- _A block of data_
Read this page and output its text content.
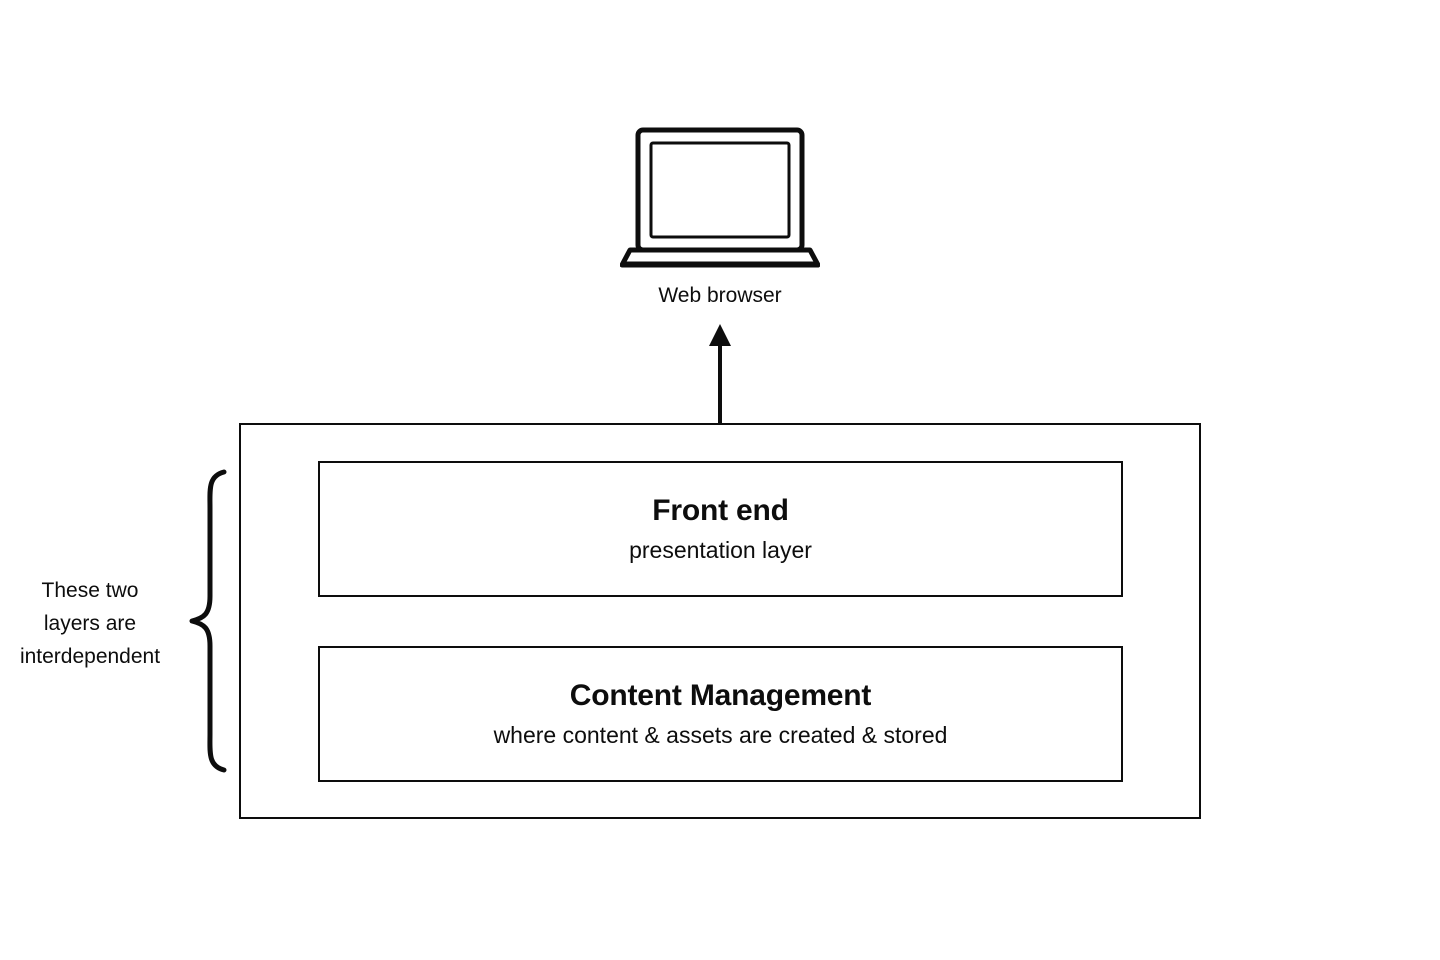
Web browser
Front end
presentation layer
Content Management
where content & assets are created & stored
These two
layers are
interdependent
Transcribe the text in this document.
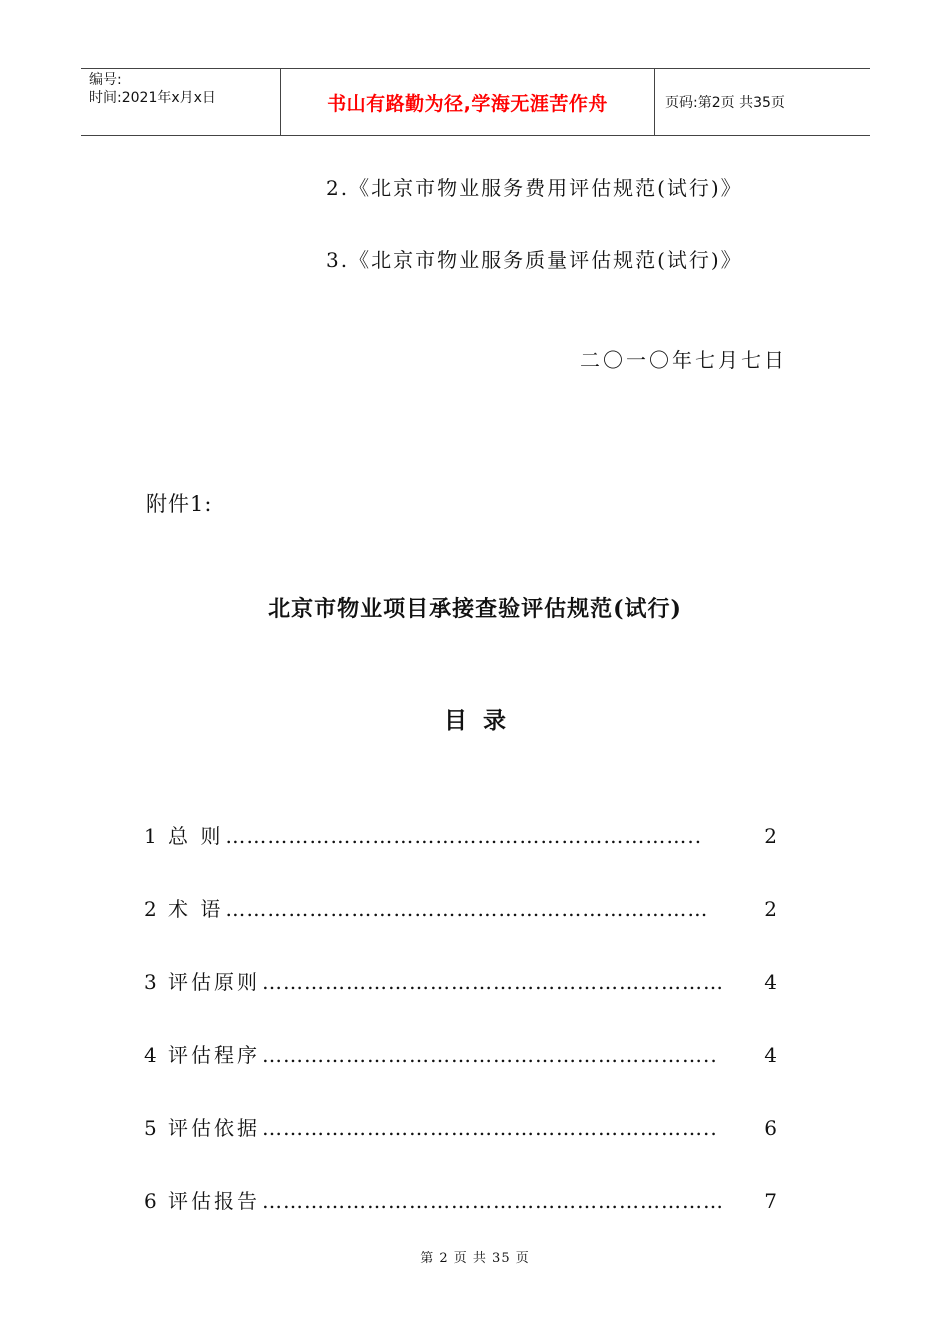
编号:
时间:2021年x月x日	书山有路勤为径,学海无涯苦作舟	页码:第2页 共35页
2.《北京市物业服务费用评估规范(试行)》
3.《北京市物业服务质量评估规范(试行)》
二〇一〇年七月七日
附件1:
北京市物业项目承接查验评估规范(试行)
目录
1 总 则 …………………………………………………………..	2
2 术 语 ……………………………………………………………	2
3 评估原则 …………………………………………………………	4
4 评估程序 ………………………………………………………..	4
5 评估依据 ………………………………………………………..	6
6 评估报告 …………………………………………………………	7
第 2 页 共 35 页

- _Task to complete_
Select every line above that contains the word "text", and copy it.

- _Full output_
Read this page and output its text content.
Transcribe the text in this document.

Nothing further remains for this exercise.